# SHORT EXERCISE
Among the entries, which lines carry the string "subtitle"? Copy each of them.
--- Begin DATA EXTRACT ---
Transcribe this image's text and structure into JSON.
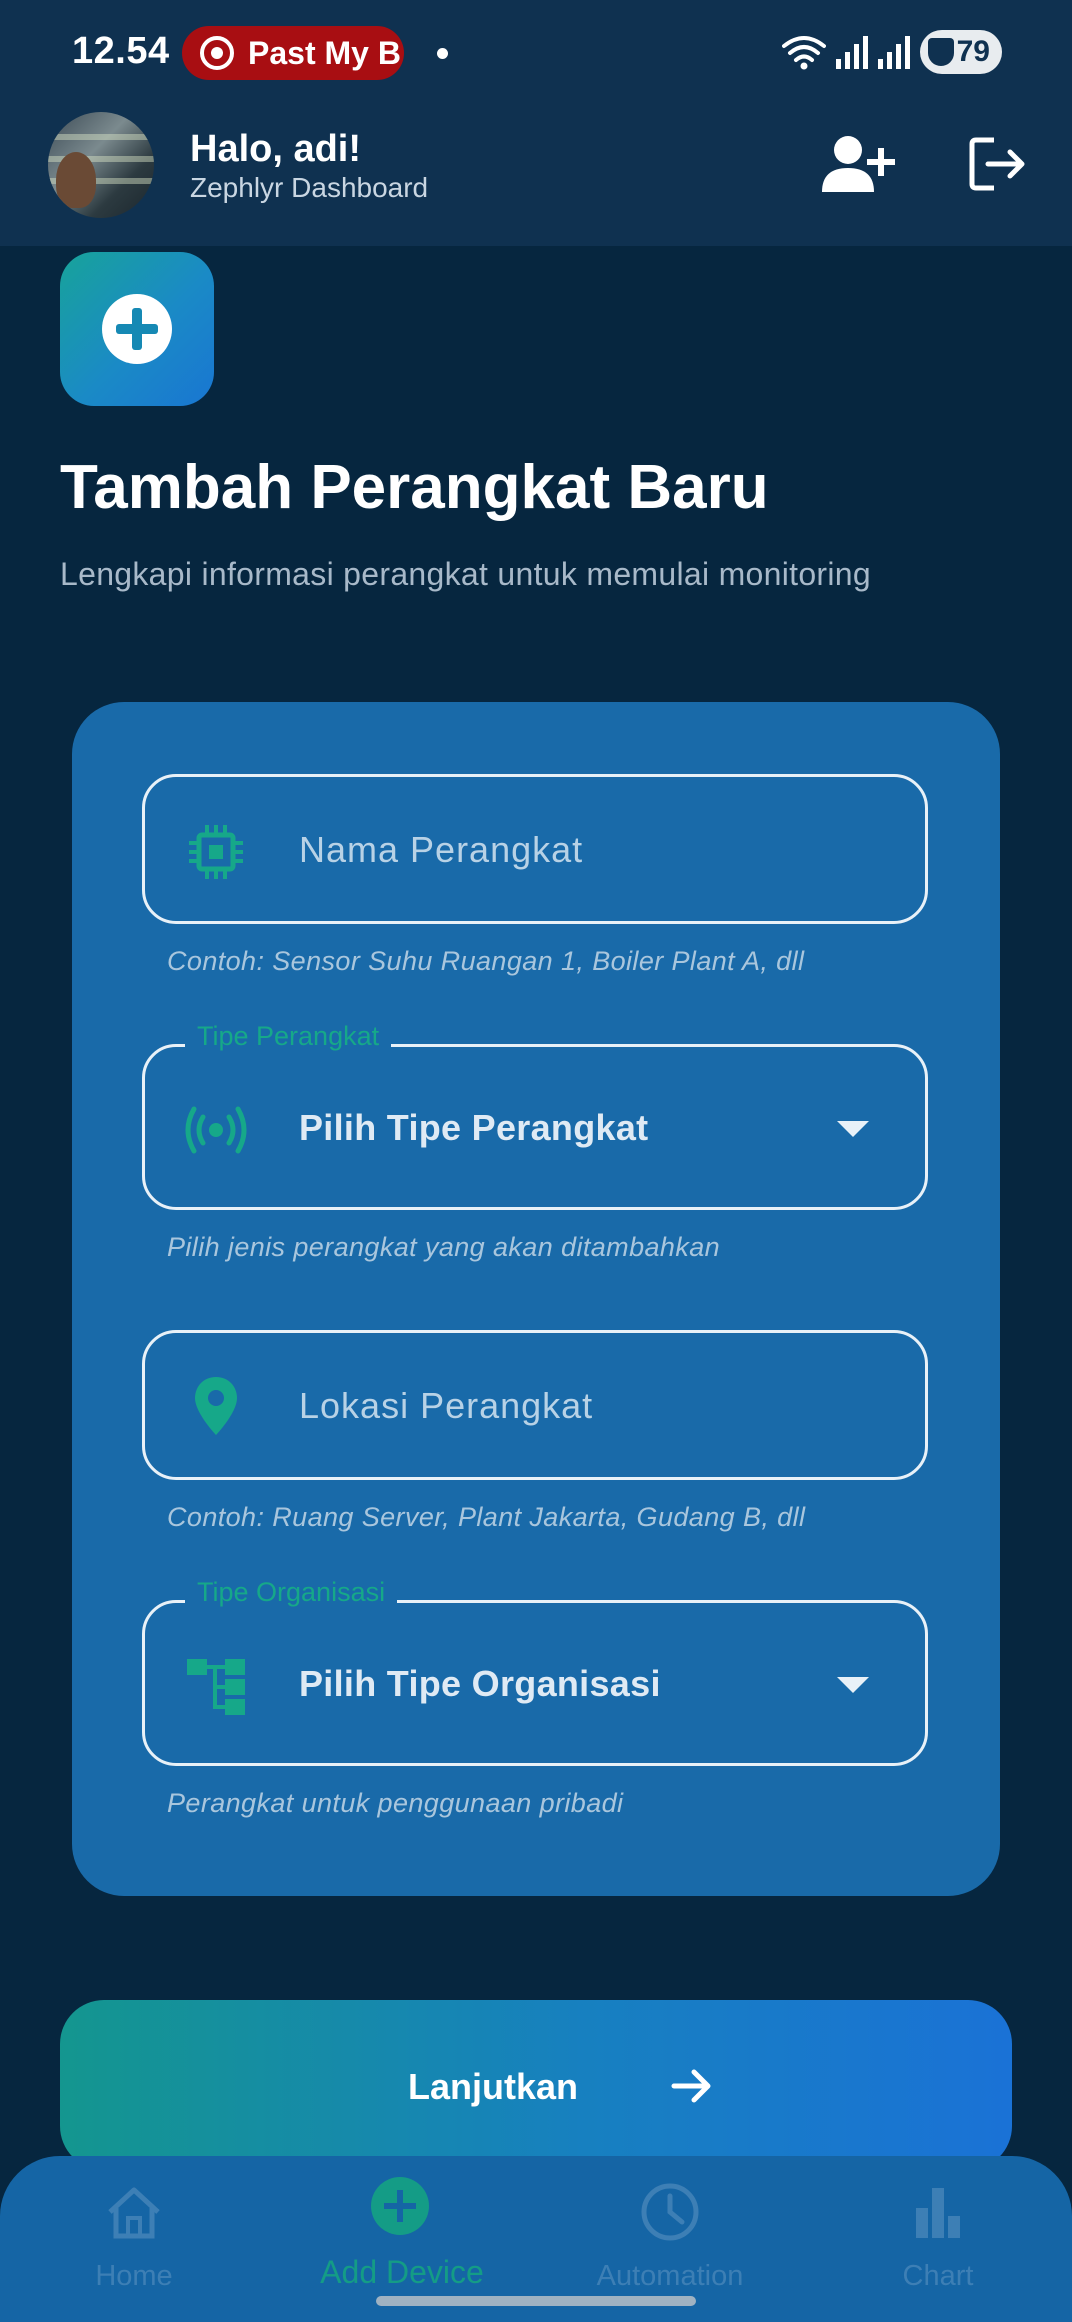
{
  "status_bar": {
    "time": "12.54",
    "media_chip_text": "Past My B",
    "battery_level": "79"
  },
  "header": {
    "greeting": "Halo, adi!",
    "subtitle": "Zephlyr Dashboard",
    "add_user_icon": "person-add-icon",
    "logout_icon": "logout-icon"
  },
  "page": {
    "title": "Tambah Perangkat Baru",
    "description": "Lengkapi informasi perangkat untuk memulai monitoring"
  },
  "form": {
    "device_name": {
      "icon": "chip-icon",
      "placeholder": "Nama Perangkat",
      "helper": "Contoh: Sensor Suhu Ruangan 1, Boiler Plant A, dll"
    },
    "device_type": {
      "label": "Tipe Perangkat",
      "icon": "sensor-icon",
      "value": "Pilih Tipe Perangkat",
      "helper": "Pilih jenis perangkat yang akan ditambahkan"
    },
    "device_location": {
      "icon": "location-pin-icon",
      "placeholder": "Lokasi Perangkat",
      "helper": "Contoh: Ruang Server, Plant Jakarta, Gudang B, dll"
    },
    "organization_type": {
      "label": "Tipe Organisasi",
      "icon": "hierarchy-icon",
      "value": "Pilih Tipe Organisasi",
      "helper": "Perangkat untuk penggunaan pribadi"
    }
  },
  "continue_button": {
    "label": "Lanjutkan",
    "icon": "arrow-right-icon"
  },
  "bottom_nav": {
    "items": [
      {
        "label": "Home",
        "icon": "home-icon"
      },
      {
        "label": "Add Device",
        "icon": "add-circle-icon",
        "active": true
      },
      {
        "label": "Automation",
        "icon": "clock-icon"
      },
      {
        "label": "Chart",
        "icon": "bar-chart-icon"
      }
    ]
  },
  "colors": {
    "background": "#06263f",
    "header": "#0f3150",
    "card": "#196aa9",
    "accent_green": "#16a889",
    "accent_blue": "#1976d2"
  }
}
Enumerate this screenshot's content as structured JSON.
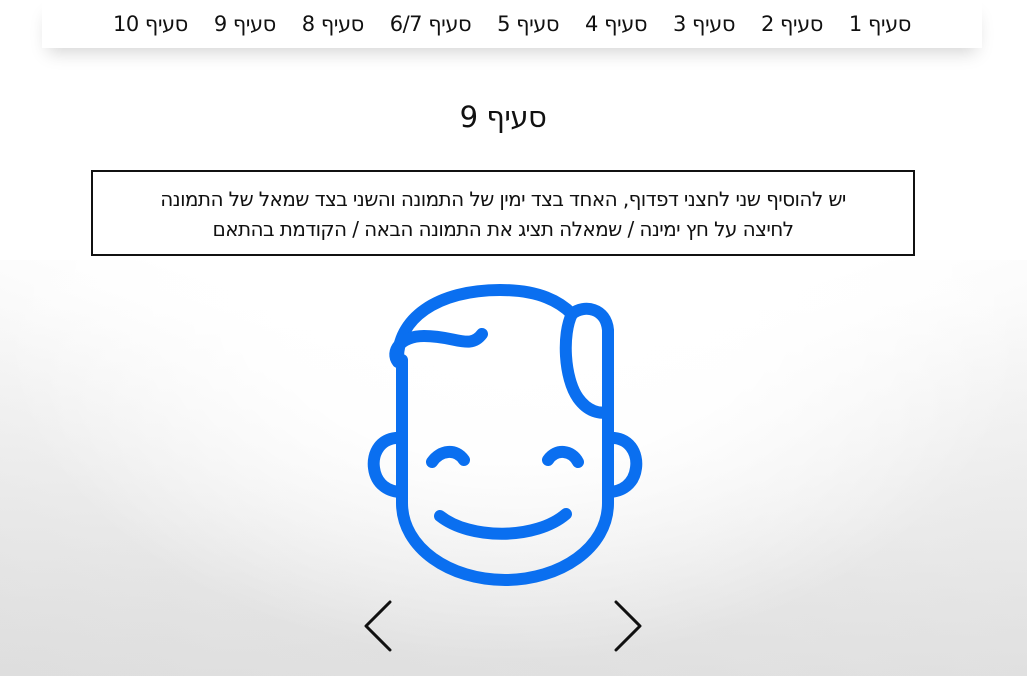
{
  "nav": {
    "items": [
      {
        "label": "סעיף 1"
      },
      {
        "label": "סעיף 2"
      },
      {
        "label": "סעיף 3"
      },
      {
        "label": "סעיף 4"
      },
      {
        "label": "סעיף 5"
      },
      {
        "label": "סעיף 6/7"
      },
      {
        "label": "סעיף 8"
      },
      {
        "label": "סעיף 9"
      },
      {
        "label": "סעיף 10"
      }
    ]
  },
  "main": {
    "title": "סעיף 9",
    "instructions": {
      "line1": "יש להוסיף שני לחצני דפדוף, האחד בצד ימין של התמונה והשני בצד שמאל של התמונה",
      "line2": "לחיצה על חץ ימינה / שמאלה תציג את התמונה הבאה / הקודמת בהתאם"
    }
  },
  "slider": {
    "image_icon": "smiling-boy-face-icon",
    "prev_icon": "chevron-left-icon",
    "next_icon": "chevron-right-icon"
  },
  "colors": {
    "face_stroke": "#0a6ff0",
    "text": "#111111",
    "border": "#111111"
  }
}
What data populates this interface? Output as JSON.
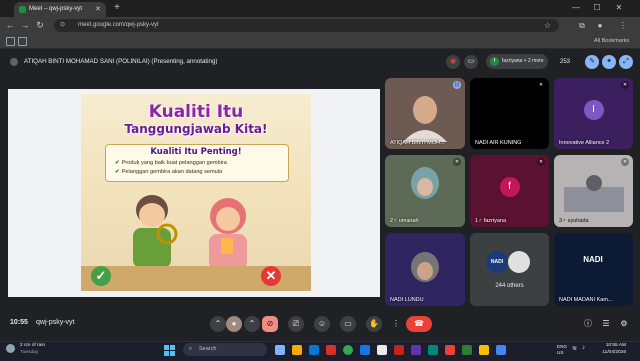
{
  "browser": {
    "tab_title": "Meet – qwj-psky-vyt",
    "url": "meet.google.com/qwj-psky-vyt",
    "all_bookmarks": "All Bookmarks"
  },
  "meet": {
    "presenting_text": "ATIQAH BINTI MOHAMAD SANI (POLINILAI) (Presenting, annotating)",
    "participants_pill": "fazriyana + 2 more",
    "people_count": "253",
    "time": "10:55",
    "meeting_code": "qwj-psky-vyt"
  },
  "slide": {
    "title_line1": "Kualiti Itu",
    "title_line2": "Tanggungjawab Kita!",
    "subtitle": "Kualiti Itu Penting!",
    "bullets": [
      "Produk yang baik buat pelanggan gembira",
      "Pelanggan gembira akan datang semula"
    ]
  },
  "tiles": [
    {
      "name": "ATIQAH BINTI MOH...",
      "color": "#6d5a52"
    },
    {
      "name": "NADI AIR KUNING",
      "color": "#000000"
    },
    {
      "name": "Innovative Alliance 2",
      "color": "#3b1f5f",
      "initial": "I",
      "avatar_color": "#7e57c2"
    },
    {
      "name": "2♂ umairah",
      "color": "#5d6a56"
    },
    {
      "name": "1♂ fazriyana",
      "color": "#5b1230",
      "initial": "f",
      "avatar_color": "#c2185b"
    },
    {
      "name": "3♂ syuhada",
      "color": "#b7b2b4"
    },
    {
      "name": "NADI LUNDU",
      "color": "#2f2560"
    },
    {
      "name": "244 others",
      "color": "#3c4043",
      "badge": "NADI"
    },
    {
      "name": "NADI MADANI Kam...",
      "color": "#0d1a33",
      "badge": "NADI"
    }
  ],
  "taskbar": {
    "weather_line1": "2 cm of rain",
    "weather_line2": "Tuesday",
    "search_placeholder": "Search",
    "lang_line1": "ENG",
    "lang_line2": "US",
    "time": "10:55 AM",
    "date": "11/04/2026"
  },
  "colors": {
    "accent_red": "#ea4335",
    "meet_bg": "#202124"
  }
}
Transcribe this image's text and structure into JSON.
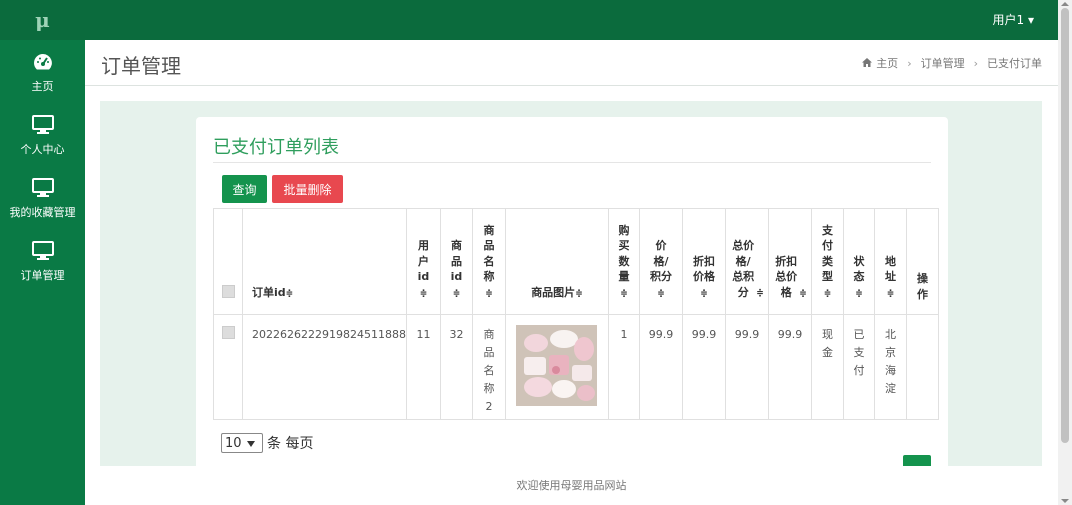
{
  "app": {
    "logo_text": "μ"
  },
  "sidebar": {
    "items": [
      {
        "label": "主页",
        "icon": "dashboard-icon"
      },
      {
        "label": "个人中心",
        "icon": "monitor-icon"
      },
      {
        "label": "我的收藏管理",
        "icon": "monitor-icon"
      },
      {
        "label": "订单管理",
        "icon": "monitor-icon"
      }
    ]
  },
  "topbar": {
    "user_label": "用户1 ▾"
  },
  "header": {
    "title": "订单管理",
    "breadcrumb": {
      "home_icon": "home-icon",
      "home": "主页",
      "section": "订单管理",
      "current": "已支付订单",
      "separator": "›"
    }
  },
  "card": {
    "title": "已支付订单列表",
    "query_label": "查询",
    "batch_delete_label": "批量删除"
  },
  "table": {
    "sort_glyph": "≑",
    "headers": {
      "order_id": "订单id",
      "user_id": "用户id",
      "product_id": "商品id",
      "product_name": "商品名称",
      "product_image": "商品图片",
      "quantity": "购买数量",
      "price": "价格/积分",
      "discount_price": "折扣价格",
      "total": "总价格/总积分",
      "discount_total": "折扣总价格",
      "pay_type": "支付类型",
      "status": "状态",
      "address": "地址",
      "action": "操作"
    },
    "rows": [
      {
        "order_id": "2022626222919824511888",
        "user_id": "11",
        "product_id": "32",
        "product_name": "商品名称2",
        "quantity": "1",
        "price": "99.9",
        "discount_price": "99.9",
        "total": "99.9",
        "discount_total": "99.9",
        "pay_type": "现金",
        "status": "已支付",
        "address": "北京海淀"
      }
    ]
  },
  "pager": {
    "page_size": "10",
    "per_page_label": "条 每页"
  },
  "footer": {
    "text": "欢迎使用母婴用品网站"
  },
  "colors": {
    "sidebar": "#0a7a45",
    "topbar": "#0b6b3d",
    "accent": "#14934d",
    "danger": "#e8484f",
    "title_green": "#2f9e5d"
  }
}
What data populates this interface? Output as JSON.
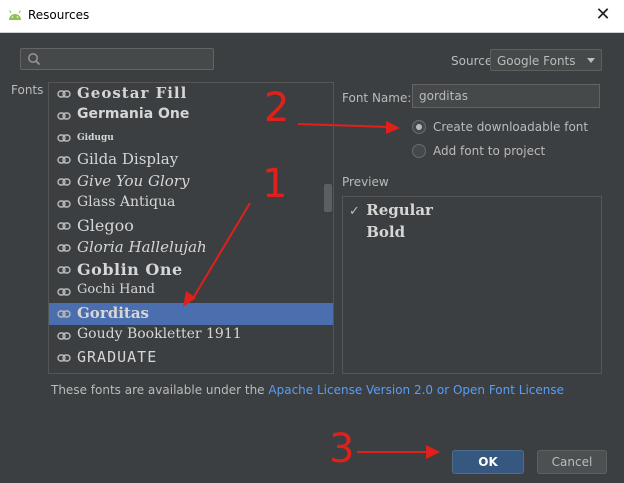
{
  "window": {
    "title": "Resources",
    "close_glyph": "✕"
  },
  "search": {
    "placeholder": ""
  },
  "source": {
    "label": "Source",
    "value": "Google Fonts"
  },
  "fonts": {
    "label": "Fonts",
    "items": [
      {
        "name": "Geostar Fill"
      },
      {
        "name": "Germania One"
      },
      {
        "name": "Gidugu"
      },
      {
        "name": "Gilda Display"
      },
      {
        "name": "Give You Glory"
      },
      {
        "name": "Glass Antiqua"
      },
      {
        "name": "Glegoo"
      },
      {
        "name": "Gloria Hallelujah"
      },
      {
        "name": "Goblin One"
      },
      {
        "name": "Gochi Hand"
      },
      {
        "name": "Gorditas",
        "selected": true
      },
      {
        "name": "Goudy Bookletter 1911"
      },
      {
        "name": "GRADUATE"
      }
    ]
  },
  "font_name": {
    "label": "Font Name:",
    "value": "gorditas"
  },
  "options": {
    "downloadable": "Create downloadable font",
    "add_to_project": "Add font to project",
    "selected": "downloadable"
  },
  "preview": {
    "label": "Preview",
    "rows": [
      {
        "text": "Regular",
        "checked": true
      },
      {
        "text": "Bold",
        "checked": false
      }
    ]
  },
  "license": {
    "prefix": "These fonts are available under the ",
    "link": "Apache License Version 2.0 or Open Font License"
  },
  "buttons": {
    "ok": "OK",
    "cancel": "Cancel"
  },
  "annotations": {
    "one": "1",
    "two": "2",
    "three": "3",
    "color": "#e0201a"
  },
  "icons": {
    "app": "android-icon",
    "search": "search-icon",
    "link": "link-icon",
    "dropdown": "chevron-down-icon",
    "check": "checkmark-icon"
  }
}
--- End DATA EXTRACT ---
# TASK OUTPUT
    "subtitle": "Zephlyr Dashboard",
    "subtitle": "Kualiti Itu Penting!",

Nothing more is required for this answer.